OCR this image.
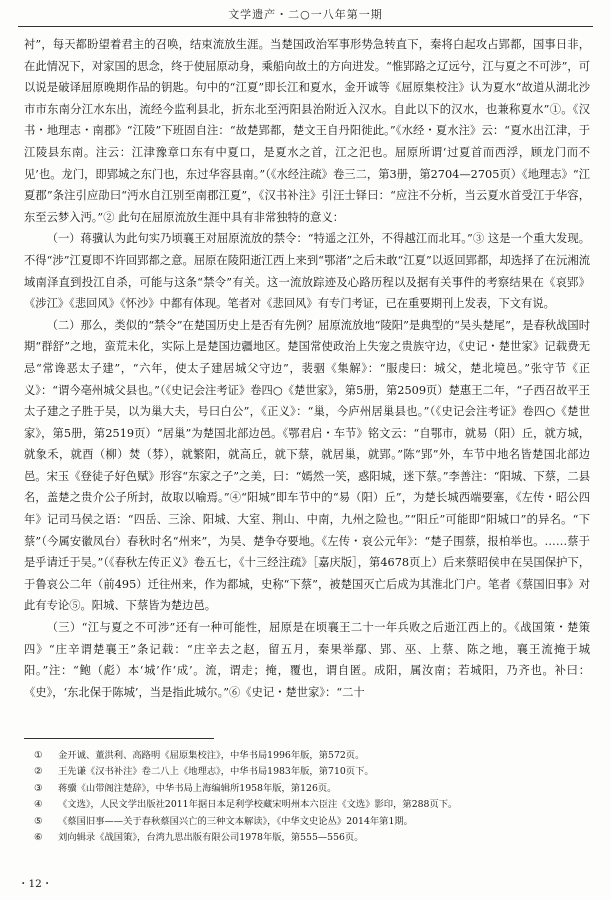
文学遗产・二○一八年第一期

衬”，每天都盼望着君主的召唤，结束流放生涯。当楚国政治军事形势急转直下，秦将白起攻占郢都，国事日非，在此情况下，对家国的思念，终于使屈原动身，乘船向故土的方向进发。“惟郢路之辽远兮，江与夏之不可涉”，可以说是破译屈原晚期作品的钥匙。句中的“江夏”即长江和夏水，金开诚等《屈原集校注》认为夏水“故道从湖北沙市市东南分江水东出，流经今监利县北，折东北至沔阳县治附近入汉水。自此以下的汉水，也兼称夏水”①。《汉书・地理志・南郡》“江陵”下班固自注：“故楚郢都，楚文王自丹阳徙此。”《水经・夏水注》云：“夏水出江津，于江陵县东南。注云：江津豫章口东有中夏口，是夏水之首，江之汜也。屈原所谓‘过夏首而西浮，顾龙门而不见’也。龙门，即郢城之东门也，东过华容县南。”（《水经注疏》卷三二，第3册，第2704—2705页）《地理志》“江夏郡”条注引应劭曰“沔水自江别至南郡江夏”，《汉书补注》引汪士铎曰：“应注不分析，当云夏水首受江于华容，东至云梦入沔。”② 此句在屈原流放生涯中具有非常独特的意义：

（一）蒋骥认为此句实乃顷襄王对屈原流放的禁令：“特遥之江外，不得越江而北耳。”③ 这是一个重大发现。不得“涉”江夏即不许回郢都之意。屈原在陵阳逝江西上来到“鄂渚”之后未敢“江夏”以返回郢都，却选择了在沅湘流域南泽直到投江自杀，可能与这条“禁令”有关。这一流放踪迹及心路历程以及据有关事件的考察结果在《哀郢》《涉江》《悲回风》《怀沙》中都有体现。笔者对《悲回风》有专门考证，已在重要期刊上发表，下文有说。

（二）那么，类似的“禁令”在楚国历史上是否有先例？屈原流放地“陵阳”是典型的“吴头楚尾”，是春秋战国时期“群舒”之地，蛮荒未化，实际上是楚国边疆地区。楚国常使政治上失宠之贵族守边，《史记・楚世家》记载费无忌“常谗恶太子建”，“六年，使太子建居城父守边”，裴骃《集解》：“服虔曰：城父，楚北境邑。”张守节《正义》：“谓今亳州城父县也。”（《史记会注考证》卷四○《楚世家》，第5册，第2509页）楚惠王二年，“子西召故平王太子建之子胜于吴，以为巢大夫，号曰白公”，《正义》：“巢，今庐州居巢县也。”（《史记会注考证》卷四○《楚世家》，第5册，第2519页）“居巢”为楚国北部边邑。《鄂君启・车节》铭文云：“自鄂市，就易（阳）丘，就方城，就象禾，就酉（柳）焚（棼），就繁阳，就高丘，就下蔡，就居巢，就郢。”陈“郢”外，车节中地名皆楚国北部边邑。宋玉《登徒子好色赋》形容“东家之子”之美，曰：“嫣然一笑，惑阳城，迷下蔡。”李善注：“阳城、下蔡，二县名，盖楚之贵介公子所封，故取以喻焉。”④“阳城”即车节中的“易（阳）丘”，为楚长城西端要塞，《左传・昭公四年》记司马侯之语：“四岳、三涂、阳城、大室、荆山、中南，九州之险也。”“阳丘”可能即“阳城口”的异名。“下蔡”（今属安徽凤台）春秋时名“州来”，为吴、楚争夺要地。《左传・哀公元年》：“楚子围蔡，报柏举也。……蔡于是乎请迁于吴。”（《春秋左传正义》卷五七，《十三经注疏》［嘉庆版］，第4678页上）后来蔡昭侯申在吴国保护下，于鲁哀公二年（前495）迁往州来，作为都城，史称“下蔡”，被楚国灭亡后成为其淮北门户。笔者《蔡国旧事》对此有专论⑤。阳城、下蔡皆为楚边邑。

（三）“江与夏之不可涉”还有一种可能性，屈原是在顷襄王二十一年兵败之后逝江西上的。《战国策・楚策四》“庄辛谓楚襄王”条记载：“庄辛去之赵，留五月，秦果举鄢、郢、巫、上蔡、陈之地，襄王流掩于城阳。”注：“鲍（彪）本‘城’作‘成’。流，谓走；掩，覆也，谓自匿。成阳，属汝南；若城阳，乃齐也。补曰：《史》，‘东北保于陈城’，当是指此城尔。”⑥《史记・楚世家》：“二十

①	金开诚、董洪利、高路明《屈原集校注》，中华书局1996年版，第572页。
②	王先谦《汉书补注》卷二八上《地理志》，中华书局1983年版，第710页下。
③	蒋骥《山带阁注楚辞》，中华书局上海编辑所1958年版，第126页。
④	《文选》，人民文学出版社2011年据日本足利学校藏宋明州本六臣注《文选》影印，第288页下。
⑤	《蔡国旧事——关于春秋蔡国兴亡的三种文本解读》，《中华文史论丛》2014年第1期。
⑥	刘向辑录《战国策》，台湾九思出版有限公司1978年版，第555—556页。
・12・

· · ·

• [Task to complete]: Return each line where "江与夏之不可涉" shows up.

• [Task response]:
衬”，每天都盼望着君主的召唤，结束流放生涯。当楚国政治军事形势急转直下，秦将白起攻占郢都，国事日非，在此情况下，对家国的思念，终于使屈原动身，乘船向故土的方向进发。“惟郢路之辽远兮，江与夏之不可涉”，可以说是破译屈原晚期作品的钥匙。句中的“江夏”即长江和夏水，金开诚等《屈原集校注》认为夏水“故道从湖北沙市市东南分江水东出，流经今监利县北，折东北至沔阳县治附近入汉水。自此以下的汉水，也兼称夏水”①。《汉书・地理志・南郡》“江陵”下班固自注：“故楚郢都，楚文王自丹阳徙此。”《水经・夏水注》云：“夏水出江津，于江陵县东南。注云：江津豫章口东有中夏口，是夏水之首，江之汜也。屈原所谓‘过夏首而西浮，顾龙门而不见’也。龙门，即郢城之东门也，东过华容县南。”（《水经注疏》卷三二，第3册，第2704—2705页）《地理志》“江夏郡”条注引应劭曰“沔水自江别至南郡江夏”，《汉书补注》引汪士铎曰：“应注不分析，当云夏水首受江于华容，东至云梦入沔。”② 此句在屈原流放生涯中具有非常独特的意义：
（三）“江与夏之不可涉”还有一种可能性，屈原是在顷襄王二十一年兵败之后逝江西上的。《战国策・楚策四》“庄辛谓楚襄王”条记载：“庄辛去之赵，留五月，秦果举鄢、郢、巫、上蔡、陈之地，襄王流掩于城阳。”注：“鲍（彪）本‘城’作‘成’。流，谓走；掩，覆也，谓自匿。成阳，属汝南；若城阳，乃齐也。补曰：《史》，‘东北保于陈城’，当是指此城尔。”⑥《史记・楚世家》：“二十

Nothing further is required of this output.